:: PROBLEM TO WORK ON ::
Below are some records; give them all again exactly, but not the pictures.
◇ ◇ ◇ ◇ ◇
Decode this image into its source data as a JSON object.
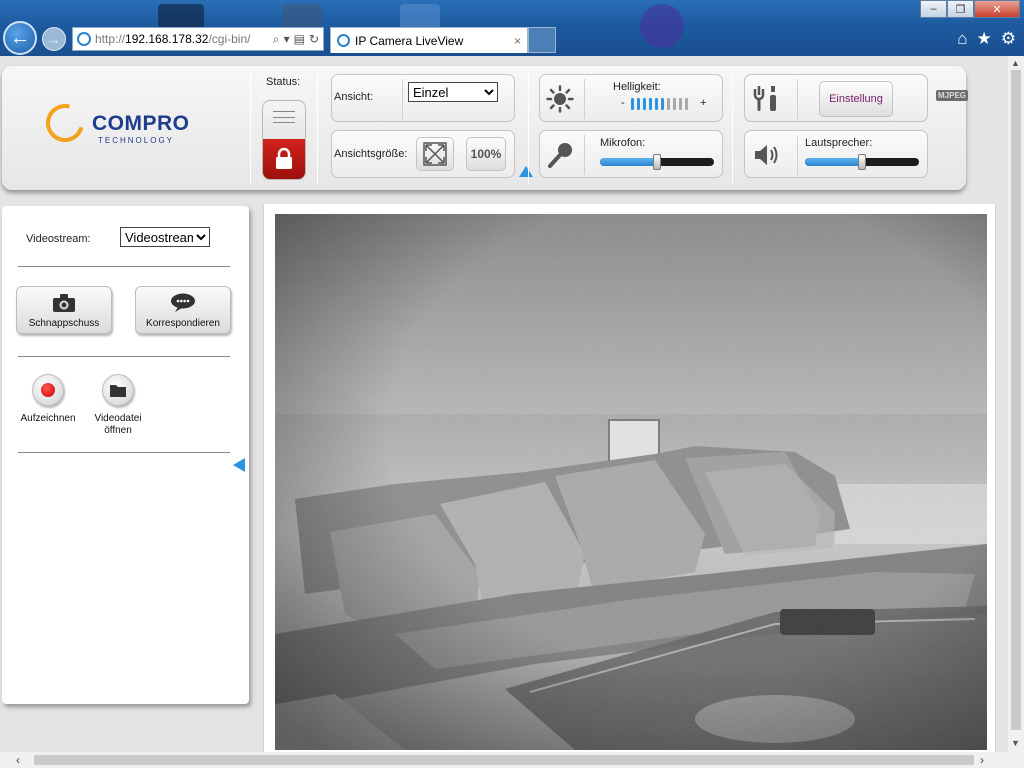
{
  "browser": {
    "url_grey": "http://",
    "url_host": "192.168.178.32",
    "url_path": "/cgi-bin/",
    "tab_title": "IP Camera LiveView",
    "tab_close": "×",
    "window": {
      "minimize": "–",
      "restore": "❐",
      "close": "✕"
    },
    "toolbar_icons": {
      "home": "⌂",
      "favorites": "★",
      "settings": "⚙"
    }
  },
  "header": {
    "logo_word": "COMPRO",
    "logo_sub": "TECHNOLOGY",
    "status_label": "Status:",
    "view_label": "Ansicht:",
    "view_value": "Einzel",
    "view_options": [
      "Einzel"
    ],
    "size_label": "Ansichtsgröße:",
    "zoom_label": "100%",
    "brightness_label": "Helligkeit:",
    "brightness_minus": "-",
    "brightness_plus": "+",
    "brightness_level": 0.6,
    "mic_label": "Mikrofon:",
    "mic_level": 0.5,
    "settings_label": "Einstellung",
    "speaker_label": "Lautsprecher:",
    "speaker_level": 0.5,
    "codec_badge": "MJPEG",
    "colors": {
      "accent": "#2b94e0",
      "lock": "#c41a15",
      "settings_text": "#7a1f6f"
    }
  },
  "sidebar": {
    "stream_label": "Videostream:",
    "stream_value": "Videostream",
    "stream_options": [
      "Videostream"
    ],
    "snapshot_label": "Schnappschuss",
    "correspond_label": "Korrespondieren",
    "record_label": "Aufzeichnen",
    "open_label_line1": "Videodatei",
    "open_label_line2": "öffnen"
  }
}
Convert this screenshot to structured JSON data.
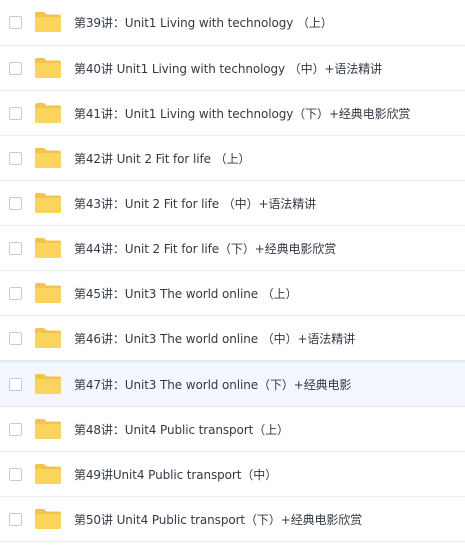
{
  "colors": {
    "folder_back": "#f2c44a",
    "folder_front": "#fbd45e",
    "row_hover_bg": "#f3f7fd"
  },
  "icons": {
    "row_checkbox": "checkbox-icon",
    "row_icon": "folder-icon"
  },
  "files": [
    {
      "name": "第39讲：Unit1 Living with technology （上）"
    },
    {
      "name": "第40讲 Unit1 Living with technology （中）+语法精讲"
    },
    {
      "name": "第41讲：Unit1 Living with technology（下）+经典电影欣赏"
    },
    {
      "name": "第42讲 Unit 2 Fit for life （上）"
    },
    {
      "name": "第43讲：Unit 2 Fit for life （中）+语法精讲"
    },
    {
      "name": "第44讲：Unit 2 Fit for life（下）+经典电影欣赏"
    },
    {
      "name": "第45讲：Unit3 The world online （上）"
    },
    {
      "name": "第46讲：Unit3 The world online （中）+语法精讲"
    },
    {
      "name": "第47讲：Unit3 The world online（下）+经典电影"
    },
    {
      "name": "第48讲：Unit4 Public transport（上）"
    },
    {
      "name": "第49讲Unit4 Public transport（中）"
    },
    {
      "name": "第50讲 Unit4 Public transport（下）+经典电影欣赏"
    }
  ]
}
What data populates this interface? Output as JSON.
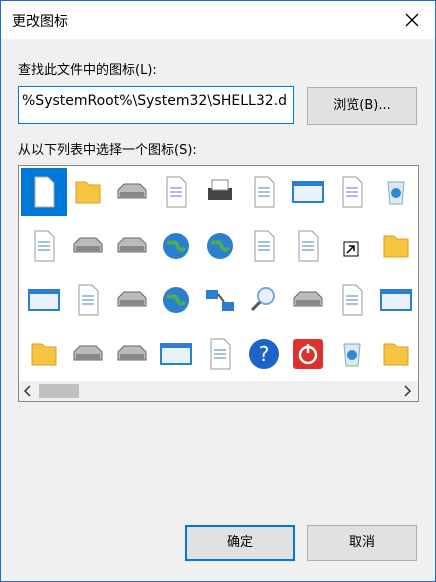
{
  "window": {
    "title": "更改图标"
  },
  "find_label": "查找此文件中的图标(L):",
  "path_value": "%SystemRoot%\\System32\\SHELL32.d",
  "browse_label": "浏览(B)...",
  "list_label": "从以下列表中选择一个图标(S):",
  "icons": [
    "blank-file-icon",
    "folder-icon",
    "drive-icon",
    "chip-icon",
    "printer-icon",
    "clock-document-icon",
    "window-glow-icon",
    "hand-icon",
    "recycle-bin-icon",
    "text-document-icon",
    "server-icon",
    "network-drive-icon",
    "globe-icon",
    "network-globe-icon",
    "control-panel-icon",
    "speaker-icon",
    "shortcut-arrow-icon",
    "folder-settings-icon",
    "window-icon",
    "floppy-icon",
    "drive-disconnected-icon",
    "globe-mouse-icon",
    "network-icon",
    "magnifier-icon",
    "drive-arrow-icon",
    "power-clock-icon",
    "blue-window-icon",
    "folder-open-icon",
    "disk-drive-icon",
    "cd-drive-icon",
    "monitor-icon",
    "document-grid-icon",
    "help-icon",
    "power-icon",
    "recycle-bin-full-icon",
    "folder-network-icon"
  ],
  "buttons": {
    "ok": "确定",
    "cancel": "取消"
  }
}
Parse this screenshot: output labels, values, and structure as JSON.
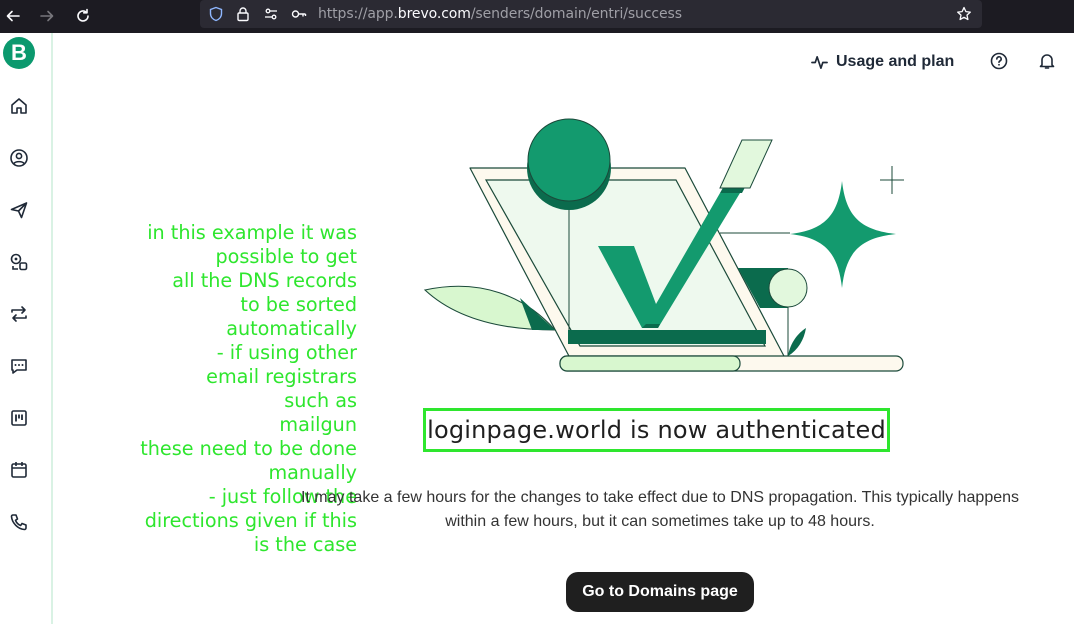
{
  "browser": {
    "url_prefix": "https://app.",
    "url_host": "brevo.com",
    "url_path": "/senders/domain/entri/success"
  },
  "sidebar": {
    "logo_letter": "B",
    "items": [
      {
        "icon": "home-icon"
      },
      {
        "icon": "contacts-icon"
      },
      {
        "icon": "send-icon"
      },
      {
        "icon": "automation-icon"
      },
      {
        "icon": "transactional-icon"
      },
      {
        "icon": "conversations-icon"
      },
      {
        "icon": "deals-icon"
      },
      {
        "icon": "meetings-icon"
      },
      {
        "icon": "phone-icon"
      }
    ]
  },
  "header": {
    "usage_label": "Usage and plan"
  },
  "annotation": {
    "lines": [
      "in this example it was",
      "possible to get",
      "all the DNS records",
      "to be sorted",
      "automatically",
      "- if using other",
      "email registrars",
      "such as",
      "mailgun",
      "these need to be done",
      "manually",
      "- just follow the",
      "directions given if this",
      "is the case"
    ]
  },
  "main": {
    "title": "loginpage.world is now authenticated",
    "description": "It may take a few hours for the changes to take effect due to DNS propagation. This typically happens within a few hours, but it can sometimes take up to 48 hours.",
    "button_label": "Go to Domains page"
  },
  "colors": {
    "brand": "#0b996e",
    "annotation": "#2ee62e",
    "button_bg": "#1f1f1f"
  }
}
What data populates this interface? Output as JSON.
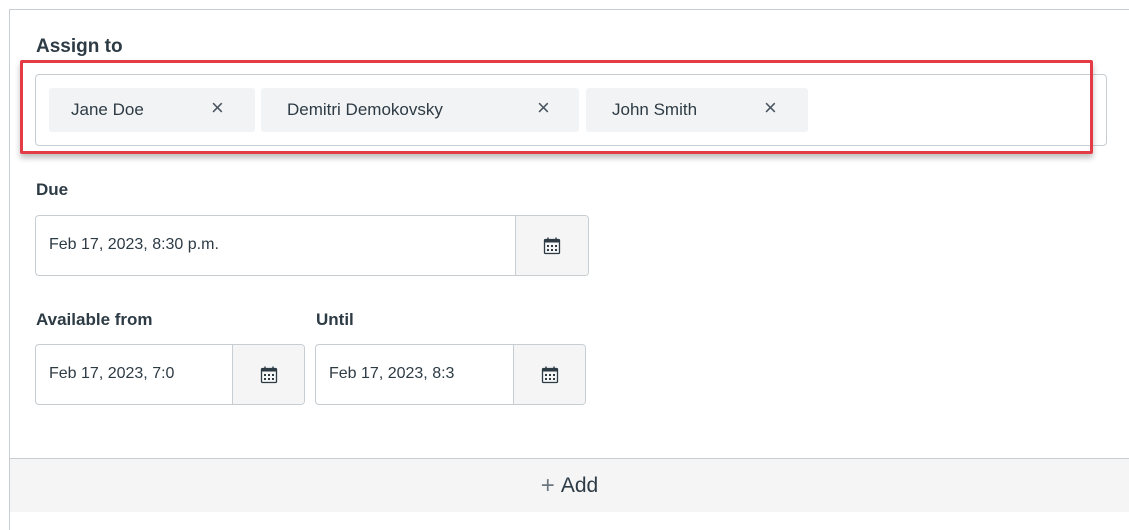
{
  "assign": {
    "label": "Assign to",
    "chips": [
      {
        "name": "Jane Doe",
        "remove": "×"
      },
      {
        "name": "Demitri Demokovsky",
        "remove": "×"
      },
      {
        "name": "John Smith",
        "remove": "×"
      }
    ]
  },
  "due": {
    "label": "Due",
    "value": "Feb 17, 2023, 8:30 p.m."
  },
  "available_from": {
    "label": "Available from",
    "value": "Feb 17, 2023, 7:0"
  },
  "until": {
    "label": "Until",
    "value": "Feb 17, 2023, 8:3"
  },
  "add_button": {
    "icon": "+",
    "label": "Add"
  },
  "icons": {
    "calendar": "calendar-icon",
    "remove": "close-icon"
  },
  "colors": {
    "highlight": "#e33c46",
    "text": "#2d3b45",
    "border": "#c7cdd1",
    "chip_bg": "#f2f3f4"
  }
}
◇ ◇ ◇ ◇ ◇
:: SOLUTION FOR THIS EXERCISE ::
Decode this image into its source data as a JSON object.
{
  "browser": {
    "url_grey": "http://",
    "url_host": "192.168.178.32",
    "url_path": "/cgi-bin/",
    "tab_title": "IP Camera LiveView",
    "tab_close": "×",
    "window": {
      "minimize": "–",
      "restore": "❐",
      "close": "✕"
    },
    "toolbar_icons": {
      "home": "⌂",
      "favorites": "★",
      "settings": "⚙"
    }
  },
  "header": {
    "logo_word": "COMPRO",
    "logo_sub": "TECHNOLOGY",
    "status_label": "Status:",
    "view_label": "Ansicht:",
    "view_value": "Einzel",
    "view_options": [
      "Einzel"
    ],
    "size_label": "Ansichtsgröße:",
    "zoom_label": "100%",
    "brightness_label": "Helligkeit:",
    "brightness_minus": "-",
    "brightness_plus": "+",
    "brightness_level": 0.6,
    "mic_label": "Mikrofon:",
    "mic_level": 0.5,
    "settings_label": "Einstellung",
    "speaker_label": "Lautsprecher:",
    "speaker_level": 0.5,
    "codec_badge": "MJPEG",
    "colors": {
      "accent": "#2b94e0",
      "lock": "#c41a15",
      "settings_text": "#7a1f6f"
    }
  },
  "sidebar": {
    "stream_label": "Videostream:",
    "stream_value": "Videostream",
    "stream_options": [
      "Videostream"
    ],
    "snapshot_label": "Schnappschuss",
    "correspond_label": "Korrespondieren",
    "record_label": "Aufzeichnen",
    "open_label_line1": "Videodatei",
    "open_label_line2": "öffnen"
  }
}
Convert this screenshot to structured JSON data.
{
  "colors": {
    "folder_back": "#f2c44a",
    "folder_front": "#fbd45e",
    "row_hover_bg": "#f3f7fd"
  },
  "icons": {
    "row_checkbox": "checkbox-icon",
    "row_icon": "folder-icon"
  },
  "files": [
    {
      "name": "第39讲：Unit1 Living with technology （上）"
    },
    {
      "name": "第40讲 Unit1 Living with technology （中）+语法精讲"
    },
    {
      "name": "第41讲：Unit1 Living with technology（下）+经典电影欣赏"
    },
    {
      "name": "第42讲 Unit 2 Fit for life （上）"
    },
    {
      "name": "第43讲：Unit 2 Fit for life （中）+语法精讲"
    },
    {
      "name": "第44讲：Unit 2 Fit for life（下）+经典电影欣赏"
    },
    {
      "name": "第45讲：Unit3 The world online （上）"
    },
    {
      "name": "第46讲：Unit3 The world online （中）+语法精讲"
    },
    {
      "name": "第47讲：Unit3 The world online（下）+经典电影"
    },
    {
      "name": "第48讲：Unit4 Public transport（上）"
    },
    {
      "name": "第49讲Unit4 Public transport（中）"
    },
    {
      "name": "第50讲 Unit4 Public transport（下）+经典电影欣赏"
    }
  ]
}
What data populates this interface? Output as JSON.
{
  "window": {
    "title": "更改图标"
  },
  "find_label": "查找此文件中的图标(L):",
  "path_value": "%SystemRoot%\\System32\\SHELL32.d",
  "browse_label": "浏览(B)...",
  "list_label": "从以下列表中选择一个图标(S):",
  "icons": [
    "blank-file-icon",
    "folder-icon",
    "drive-icon",
    "chip-icon",
    "printer-icon",
    "clock-document-icon",
    "window-glow-icon",
    "hand-icon",
    "recycle-bin-icon",
    "text-document-icon",
    "server-icon",
    "network-drive-icon",
    "globe-icon",
    "network-globe-icon",
    "control-panel-icon",
    "speaker-icon",
    "shortcut-arrow-icon",
    "folder-settings-icon",
    "window-icon",
    "floppy-icon",
    "drive-disconnected-icon",
    "globe-mouse-icon",
    "network-icon",
    "magnifier-icon",
    "drive-arrow-icon",
    "power-clock-icon",
    "blue-window-icon",
    "folder-open-icon",
    "disk-drive-icon",
    "cd-drive-icon",
    "monitor-icon",
    "document-grid-icon",
    "help-icon",
    "power-icon",
    "recycle-bin-full-icon",
    "folder-network-icon"
  ],
  "buttons": {
    "ok": "确定",
    "cancel": "取消"
  }
}
Parse this screenshot: output labels, values, and structure as JSON.
{
  "browser": {
    "url_prefix": "https://app.",
    "url_host": "brevo.com",
    "url_path": "/senders/domain/entri/success"
  },
  "sidebar": {
    "logo_letter": "B",
    "items": [
      {
        "icon": "home-icon"
      },
      {
        "icon": "contacts-icon"
      },
      {
        "icon": "send-icon"
      },
      {
        "icon": "automation-icon"
      },
      {
        "icon": "transactional-icon"
      },
      {
        "icon": "conversations-icon"
      },
      {
        "icon": "deals-icon"
      },
      {
        "icon": "meetings-icon"
      },
      {
        "icon": "phone-icon"
      }
    ]
  },
  "header": {
    "usage_label": "Usage and plan"
  },
  "annotation": {
    "lines": [
      "in this example it was",
      "possible to get",
      "all the DNS records",
      "to be sorted",
      "automatically",
      "- if using other",
      "email registrars",
      "such as",
      "mailgun",
      "these need to be done",
      "manually",
      "- just follow the",
      "directions given if this",
      "is the case"
    ]
  },
  "main": {
    "title": "loginpage.world is now authenticated",
    "description": "It may take a few hours for the changes to take effect due to DNS propagation. This typically happens within a few hours, but it can sometimes take up to 48 hours.",
    "button_label": "Go to Domains page"
  },
  "colors": {
    "brand": "#0b996e",
    "annotation": "#2ee62e",
    "button_bg": "#1f1f1f"
  }
}
What data populates this interface? Output as JSON.
{
  "assign": {
    "label": "Assign to",
    "chips": [
      {
        "name": "Jane Doe",
        "remove": "×"
      },
      {
        "name": "Demitri Demokovsky",
        "remove": "×"
      },
      {
        "name": "John Smith",
        "remove": "×"
      }
    ]
  },
  "due": {
    "label": "Due",
    "value": "Feb 17, 2023, 8:30 p.m."
  },
  "available_from": {
    "label": "Available from",
    "value": "Feb 17, 2023, 7:0"
  },
  "until": {
    "label": "Until",
    "value": "Feb 17, 2023, 8:3"
  },
  "add_button": {
    "icon": "+",
    "label": "Add"
  },
  "icons": {
    "calendar": "calendar-icon",
    "remove": "close-icon"
  },
  "colors": {
    "highlight": "#e33c46",
    "text": "#2d3b45",
    "border": "#c7cdd1",
    "chip_bg": "#f2f3f4"
  }
}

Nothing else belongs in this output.